-------- Extrait du texte --------
Ils soutiennent qu'ils sont encore recevables à opposer la prescription de l'action en paiement, malgré les termes du jugement prononcé le 25 février 2014 car ils ne l'avaient pas évoqué à l'époque et l'ensemble des moyens concernaient la nature des prêts, leur qualification, la notion de société de fait ou d'un prêt participatif. Ils affirment que l'article L213-6 du code de procédure civile d'execution leur permet à présent d'aborder la prescription, fin de non recevoir tirée de l'article 122 du code de procédure civile qui peut être opposée en tout état de cause. Ils invoquent l' article L 218-2 du Code de la Consommation qui dispose « L'action des professionnels, pour des biens ou les services qu'ils fournissent aux consommateurs se prescrit par deux ans. » Selon eux, « Ne perd pas la qualité de consommateur la personne physique qui, agissant à des fins qui n'entrent pas dans le cadre de son activité commerciale, industrielle, artisanale ou libérale, souscrit un prêt de nature spéculatif de sorte que le prêt souscrit à des fins étrangères à l'activité professionnelle des emprunteurs est soumis au délai de prescription de l'article L.137-2 du Code de la Consommation (nouvel article L.218-2 du Code de Commerce). »

En raison de la date fixée pour le remboursement du prêt, le 3 juillet 2008, l'action en paiement devait être intentée avant le 3 juillet 2010, ce qui n'a pas été le cas. Celles qui ont pu être entreprises à l'encontre de la société JFA Luck Construction ne pouvant leur être opposées car ils n'y étaient pas parties.
-------- Données fournies --------
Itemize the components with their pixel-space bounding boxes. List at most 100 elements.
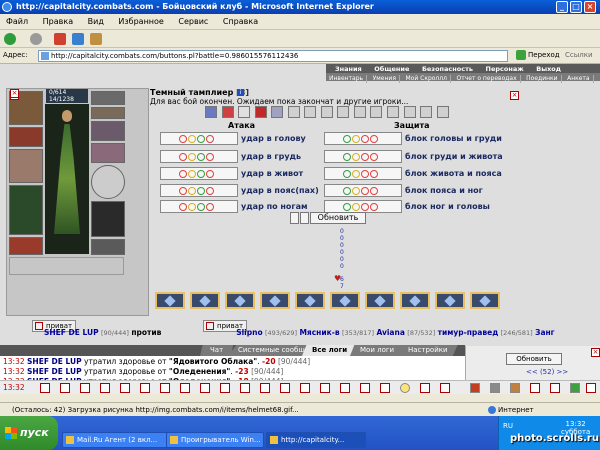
--------
*Défi A*
Selon l'extrait sur la prescription de l'action en paiement, avant quelle date l'action en paiement devait-elle être intentée ?
*Défi B*
Prolongez l'extrait sur la prescription de l'action en paiement à partir de sa dernière phrase.
Les données ne servent à rien ici.

*Réponse A*
Avant le 3 juillet 2010.

*Réponse B*
Ses moyens et prétentions étant exposés dans des conclusions en date du 28 septembre 2018, la société Luxorinvest demande à la cour de :

- confirmer le jugement en particulier sur l'irrecevabilité du moyen tiré de la prescription de l'action,

Subsidiairement,

- dire que l'article L218-2 du code de la consommation ne peut bénéficier aux époux [N] qui agissaient à l'époque pour des raisons professionnelles alors qu'elle n'est pas un professionnel du crédit,

- A défaut, dire que la prescription a été interrompue par une assignation du 24 novembre 2009 devant le tribunal de commerce de Marseille,

- infirmer le jugement et condamner in solidum les consorts [Y] [N] à payer les intérêts compensatoires de la somme de 1 439 916.69 € au taux BCE plus 10 points à compter du 25 février 2014 avec capitalisation, outre en raison de l'abus d'ester en justice, la somme de

20 000 € de dommages et intérêts sur le fondement de l'article 1240 du code civil, 15 000 € sur le fondement de l'article 700 du code de procédure civile au titre de la première instance et de l'appel,

En conséquence,

- débouter les consorts [Y] [N] de toutes leurs demandes,

- ordonner l'emploi des dépens en frais privilégiés de vente avec distraction au profit de la SCP Ermeneux-Arnaud-Cauchi-associés.

Elle base son argumentation sur l'autorité de chose jugée, la concentration des moyens, alors que la prescription est un moyen de défense à soulever avant toute défense au fond. De plus les époux [N] ne peuvent se contredire aux dépens d'autrui après avoir affirmé devant le tribunal de grande instance de Draguignan, que les sommes n'étaient pas exigibles avant la vente des immeubles.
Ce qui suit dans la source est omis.